### Your goal:
Locate the string "grid" in the listing below. Copy every line where it is found.

+++

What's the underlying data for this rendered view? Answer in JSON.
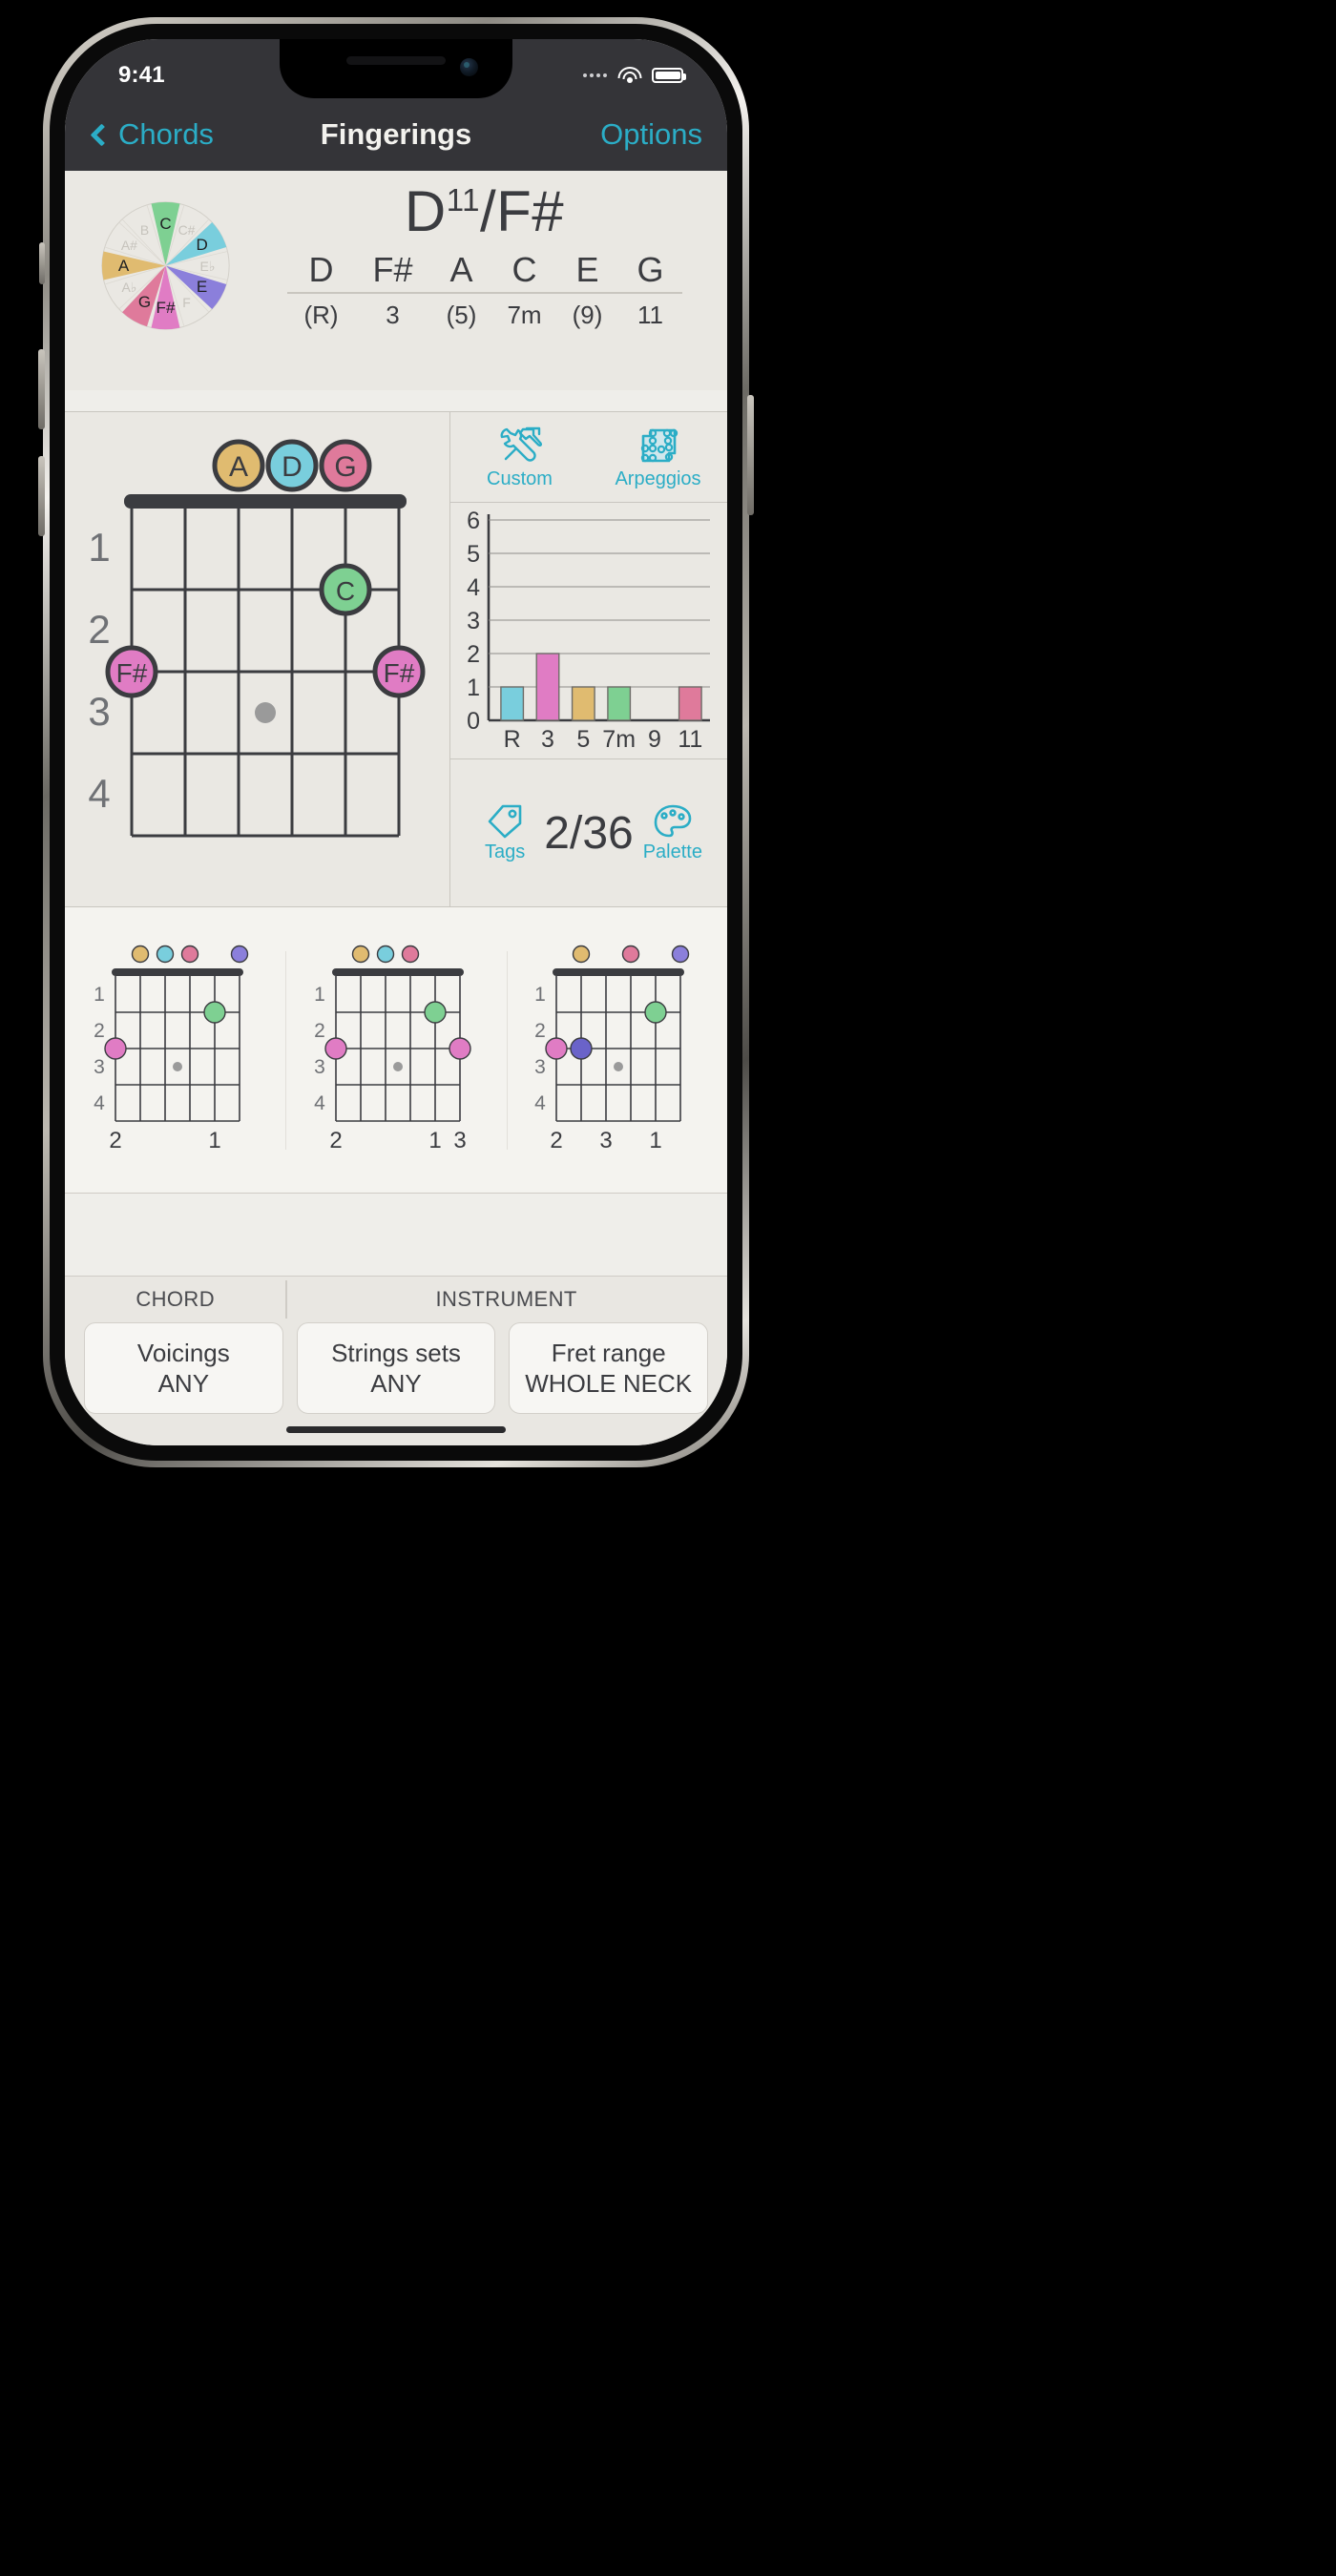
{
  "status_bar": {
    "time": "9:41",
    "wifi_icon": "wifi-icon",
    "battery_icon": "battery-icon",
    "signal_icon": "signal-dots-icon"
  },
  "nav": {
    "back_label": "Chords",
    "title": "Fingerings",
    "options_label": "Options",
    "back_icon": "chevron-left-icon",
    "accent": "#2badc6"
  },
  "chord": {
    "root": "D",
    "extension": "11",
    "slash": "/",
    "bass": "F#",
    "notes": [
      "D",
      "F#",
      "A",
      "C",
      "E",
      "G"
    ],
    "degrees": [
      "(R)",
      "3",
      "(5)",
      "7m",
      "(9)",
      "11"
    ]
  },
  "wheel": {
    "active": [
      {
        "label": "C",
        "color": "#7ed092"
      },
      {
        "label": "D",
        "color": "#79cedd"
      },
      {
        "label": "E",
        "color": "#8b7fdb"
      },
      {
        "label": "F#",
        "color": "#e07cc4"
      },
      {
        "label": "G",
        "color": "#df7a9b"
      },
      {
        "label": "A",
        "color": "#e0bb70"
      }
    ],
    "inactive": [
      "C#",
      "E♭",
      "F",
      "A♭",
      "A#",
      "B"
    ]
  },
  "fretboard": {
    "open_markers": [
      {
        "label": "A",
        "color": "#e0bb70"
      },
      {
        "label": "D",
        "color": "#79cedd"
      },
      {
        "label": "G",
        "color": "#df7a9b"
      }
    ],
    "fret_numbers": [
      "1",
      "2",
      "3",
      "4"
    ],
    "dots": [
      {
        "label": "C",
        "color": "#7ed092",
        "string": 5,
        "fret": 1
      },
      {
        "label": "F#",
        "color": "#e07cc4",
        "string": 1,
        "fret": 2
      },
      {
        "label": "F#",
        "color": "#e07cc4",
        "string": 6,
        "fret": 2
      }
    ],
    "inlay_label": "fret-inlay-dot"
  },
  "tools": {
    "custom_label": "Custom",
    "custom_icon": "hammer-wrench-icon",
    "arpeggios_label": "Arpeggios",
    "arpeggios_icon": "arpeggio-grid-icon",
    "tags_label": "Tags",
    "tags_icon": "tag-icon",
    "palette_label": "Palette",
    "palette_icon": "palette-icon",
    "counter": "2/36"
  },
  "chart_data": {
    "type": "bar",
    "title": "",
    "categories": [
      "R",
      "3",
      "5",
      "7m",
      "9",
      "11"
    ],
    "values": [
      1,
      2,
      1,
      1,
      0,
      1
    ],
    "colors": [
      "#79cedd",
      "#e07cc4",
      "#e0bb70",
      "#7ed092",
      "#eae8e3",
      "#df7a9b"
    ],
    "ylim": [
      0,
      6
    ],
    "yticks": [
      "0",
      "1",
      "2",
      "3",
      "4",
      "5",
      "6"
    ],
    "xlabel": "",
    "ylabel": "",
    "grid": true,
    "legend": "none"
  },
  "variants": [
    {
      "open_markers": [
        {
          "color": "#e0bb70",
          "string": 1
        },
        {
          "color": "#79cedd",
          "string": 2
        },
        {
          "color": "#df7a9b",
          "string": 3
        },
        {
          "color": "#8b7fdb",
          "string": 5
        }
      ],
      "fret_numbers": [
        "1",
        "2",
        "3",
        "4"
      ],
      "dots": [
        {
          "color": "#7ed092",
          "string": 4,
          "fret": 1
        },
        {
          "color": "#e07cc4",
          "string": 0,
          "fret": 2
        }
      ],
      "finger_row": [
        "2",
        "",
        "",
        "",
        "1",
        ""
      ]
    },
    {
      "open_markers": [
        {
          "color": "#e0bb70",
          "string": 1
        },
        {
          "color": "#79cedd",
          "string": 2
        },
        {
          "color": "#df7a9b",
          "string": 3
        }
      ],
      "fret_numbers": [
        "1",
        "2",
        "3",
        "4"
      ],
      "dots": [
        {
          "color": "#7ed092",
          "string": 4,
          "fret": 1
        },
        {
          "color": "#e07cc4",
          "string": 0,
          "fret": 2
        },
        {
          "color": "#e07cc4",
          "string": 5,
          "fret": 2
        }
      ],
      "finger_row": [
        "2",
        "",
        "",
        "",
        "1",
        "3"
      ]
    },
    {
      "open_markers": [
        {
          "color": "#e0bb70",
          "string": 1
        },
        {
          "color": "#df7a9b",
          "string": 3
        },
        {
          "color": "#8b7fdb",
          "string": 5
        }
      ],
      "fret_numbers": [
        "1",
        "2",
        "3",
        "4"
      ],
      "dots": [
        {
          "color": "#7ed092",
          "string": 4,
          "fret": 1
        },
        {
          "color": "#e07cc4",
          "string": 0,
          "fret": 2
        },
        {
          "color": "#6a63c9",
          "string": 1,
          "fret": 2
        }
      ],
      "finger_row": [
        "2",
        "",
        "3",
        "",
        "1",
        ""
      ]
    }
  ],
  "filters": {
    "heading_chord": "CHORD",
    "heading_instrument": "INSTRUMENT",
    "buttons": [
      {
        "title": "Voicings",
        "value": "ANY"
      },
      {
        "title": "Strings sets",
        "value": "ANY"
      },
      {
        "title": "Fret range",
        "value": "WHOLE NECK"
      }
    ]
  }
}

+++

### Output of the task:
    "arpeggios_icon": "arpeggio-grid-icon",
    "grid": true,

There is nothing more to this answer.